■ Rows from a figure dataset
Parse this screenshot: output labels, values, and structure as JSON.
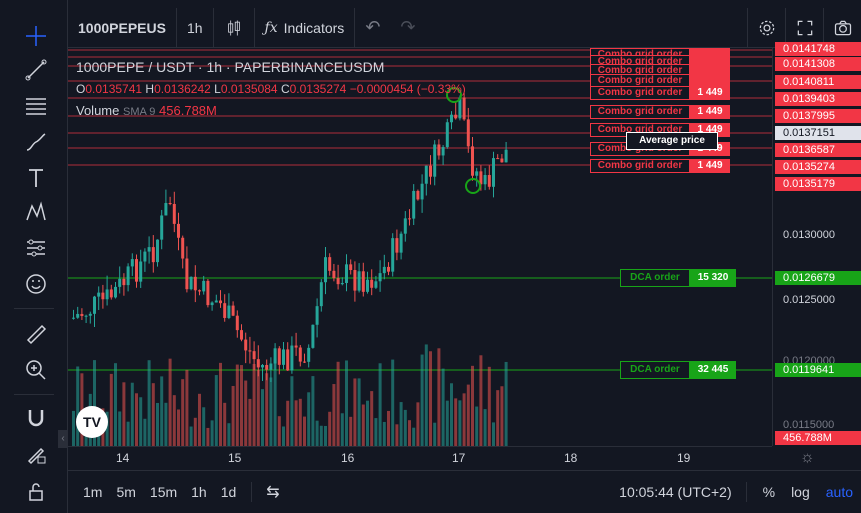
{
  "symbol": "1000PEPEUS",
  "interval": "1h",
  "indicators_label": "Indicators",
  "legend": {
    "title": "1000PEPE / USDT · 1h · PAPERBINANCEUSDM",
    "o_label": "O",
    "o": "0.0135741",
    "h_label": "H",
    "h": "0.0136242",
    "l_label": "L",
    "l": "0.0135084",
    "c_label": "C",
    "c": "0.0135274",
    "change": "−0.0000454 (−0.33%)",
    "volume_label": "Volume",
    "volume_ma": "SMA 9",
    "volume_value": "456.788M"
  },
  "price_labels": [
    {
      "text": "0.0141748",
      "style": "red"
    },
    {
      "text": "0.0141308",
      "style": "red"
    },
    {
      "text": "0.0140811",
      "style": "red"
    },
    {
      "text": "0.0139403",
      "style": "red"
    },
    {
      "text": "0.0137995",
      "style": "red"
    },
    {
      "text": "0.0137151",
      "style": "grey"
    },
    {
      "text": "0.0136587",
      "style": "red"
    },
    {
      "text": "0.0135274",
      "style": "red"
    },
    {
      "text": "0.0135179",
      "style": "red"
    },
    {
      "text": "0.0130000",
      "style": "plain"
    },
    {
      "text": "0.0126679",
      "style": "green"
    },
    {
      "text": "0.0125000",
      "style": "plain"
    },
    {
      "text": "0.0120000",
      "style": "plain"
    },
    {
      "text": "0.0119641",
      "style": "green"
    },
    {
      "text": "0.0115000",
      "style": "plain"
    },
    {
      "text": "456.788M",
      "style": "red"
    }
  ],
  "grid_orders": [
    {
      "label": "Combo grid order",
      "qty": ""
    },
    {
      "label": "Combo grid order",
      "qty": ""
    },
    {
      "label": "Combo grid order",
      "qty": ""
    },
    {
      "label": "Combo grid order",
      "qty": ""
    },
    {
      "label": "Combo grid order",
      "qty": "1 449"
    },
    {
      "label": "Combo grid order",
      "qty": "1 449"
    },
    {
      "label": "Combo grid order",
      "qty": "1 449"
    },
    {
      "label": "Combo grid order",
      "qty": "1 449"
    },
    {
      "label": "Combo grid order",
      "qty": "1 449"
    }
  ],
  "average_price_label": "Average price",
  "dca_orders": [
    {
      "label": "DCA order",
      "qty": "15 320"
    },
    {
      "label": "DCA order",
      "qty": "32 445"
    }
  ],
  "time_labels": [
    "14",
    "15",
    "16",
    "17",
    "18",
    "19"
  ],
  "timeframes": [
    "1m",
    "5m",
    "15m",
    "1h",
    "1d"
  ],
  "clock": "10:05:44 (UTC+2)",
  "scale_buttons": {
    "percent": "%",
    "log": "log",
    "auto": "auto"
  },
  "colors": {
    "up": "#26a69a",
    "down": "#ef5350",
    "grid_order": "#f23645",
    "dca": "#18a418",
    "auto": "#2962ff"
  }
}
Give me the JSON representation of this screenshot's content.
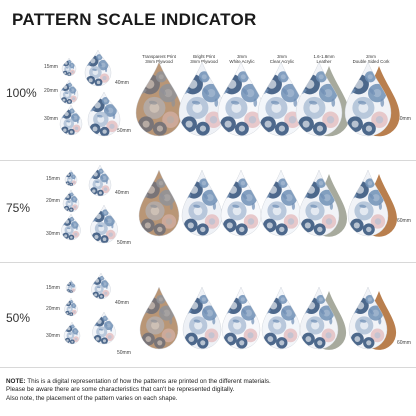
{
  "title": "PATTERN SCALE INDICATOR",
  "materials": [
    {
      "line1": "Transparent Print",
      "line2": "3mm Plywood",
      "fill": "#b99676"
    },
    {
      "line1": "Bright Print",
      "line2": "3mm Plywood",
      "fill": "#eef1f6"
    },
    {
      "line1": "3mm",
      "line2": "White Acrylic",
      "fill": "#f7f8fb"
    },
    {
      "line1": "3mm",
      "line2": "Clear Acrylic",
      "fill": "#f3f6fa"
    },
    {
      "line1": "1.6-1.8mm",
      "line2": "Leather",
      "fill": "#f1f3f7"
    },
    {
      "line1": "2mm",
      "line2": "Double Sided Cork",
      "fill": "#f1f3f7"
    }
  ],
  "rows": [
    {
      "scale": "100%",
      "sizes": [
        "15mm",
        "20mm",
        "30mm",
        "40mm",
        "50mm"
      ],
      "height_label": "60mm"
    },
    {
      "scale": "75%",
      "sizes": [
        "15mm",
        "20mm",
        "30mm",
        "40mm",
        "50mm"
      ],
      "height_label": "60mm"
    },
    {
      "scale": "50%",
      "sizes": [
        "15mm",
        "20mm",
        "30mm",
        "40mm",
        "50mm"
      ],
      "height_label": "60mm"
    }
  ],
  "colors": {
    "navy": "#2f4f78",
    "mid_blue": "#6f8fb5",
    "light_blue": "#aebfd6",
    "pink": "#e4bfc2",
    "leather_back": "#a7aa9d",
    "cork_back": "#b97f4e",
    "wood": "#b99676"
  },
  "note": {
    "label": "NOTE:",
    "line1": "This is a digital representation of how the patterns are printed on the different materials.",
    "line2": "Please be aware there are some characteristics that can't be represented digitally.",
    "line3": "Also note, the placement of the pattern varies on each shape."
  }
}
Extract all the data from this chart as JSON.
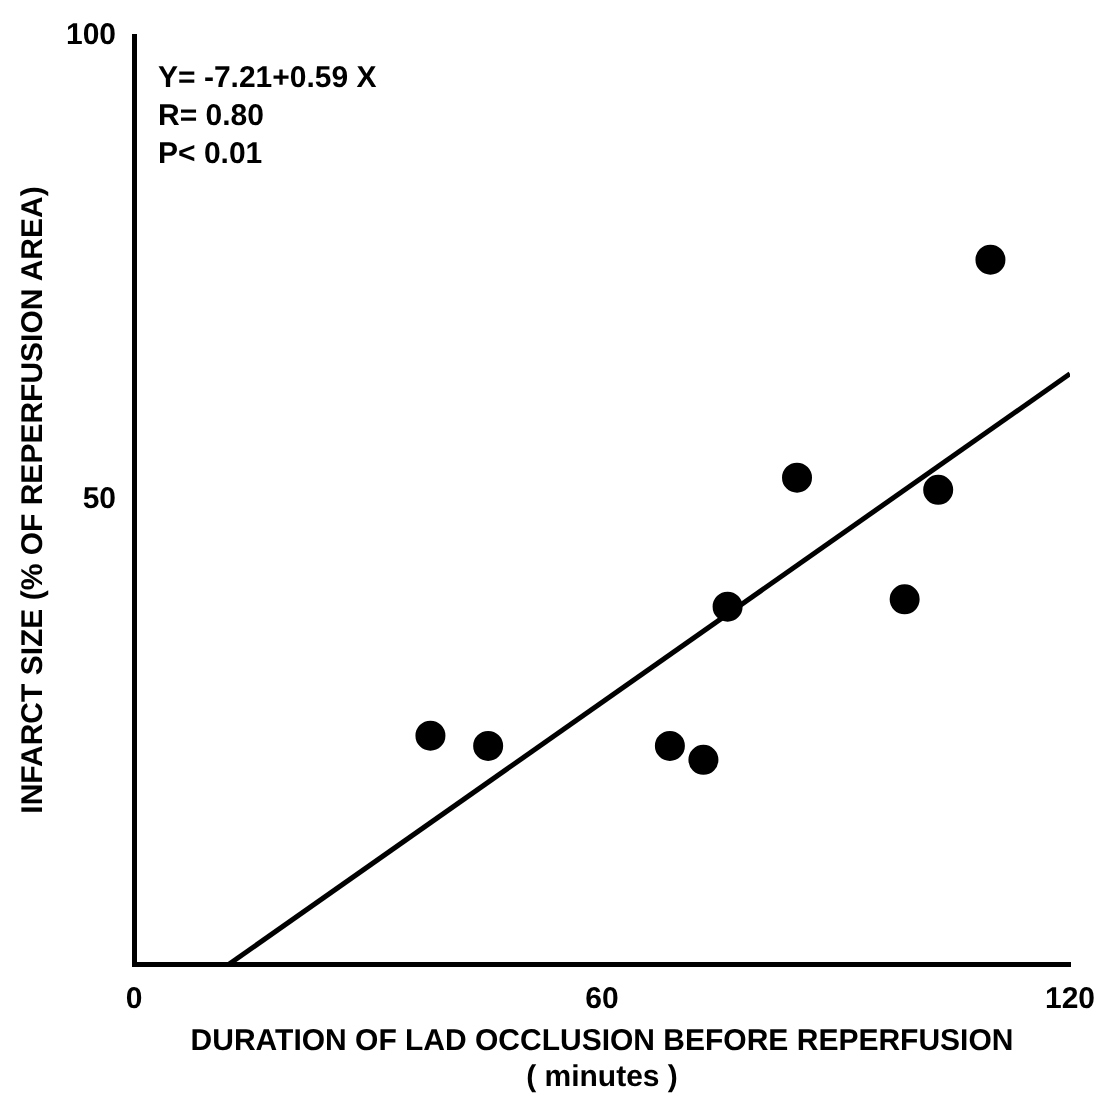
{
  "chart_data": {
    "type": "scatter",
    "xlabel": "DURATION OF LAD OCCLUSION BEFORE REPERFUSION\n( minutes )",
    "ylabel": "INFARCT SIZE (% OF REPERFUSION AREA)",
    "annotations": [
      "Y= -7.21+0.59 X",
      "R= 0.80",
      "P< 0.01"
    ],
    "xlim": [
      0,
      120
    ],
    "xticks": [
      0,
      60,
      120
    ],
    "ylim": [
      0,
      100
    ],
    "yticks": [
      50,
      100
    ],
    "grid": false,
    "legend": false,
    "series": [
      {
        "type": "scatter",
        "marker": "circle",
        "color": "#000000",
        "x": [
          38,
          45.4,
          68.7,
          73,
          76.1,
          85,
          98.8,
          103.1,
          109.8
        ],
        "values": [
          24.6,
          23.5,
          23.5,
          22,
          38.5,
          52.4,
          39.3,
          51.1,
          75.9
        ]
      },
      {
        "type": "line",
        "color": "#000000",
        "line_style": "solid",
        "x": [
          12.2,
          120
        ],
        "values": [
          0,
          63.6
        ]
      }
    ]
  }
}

■ Set task
Looking at the data above, show all lines where the word "screenshot" occurs.

■ Result
Parse this screenshot: output labels, values, and structure as JSON.
Give me the JSON representation of this screenshot's content.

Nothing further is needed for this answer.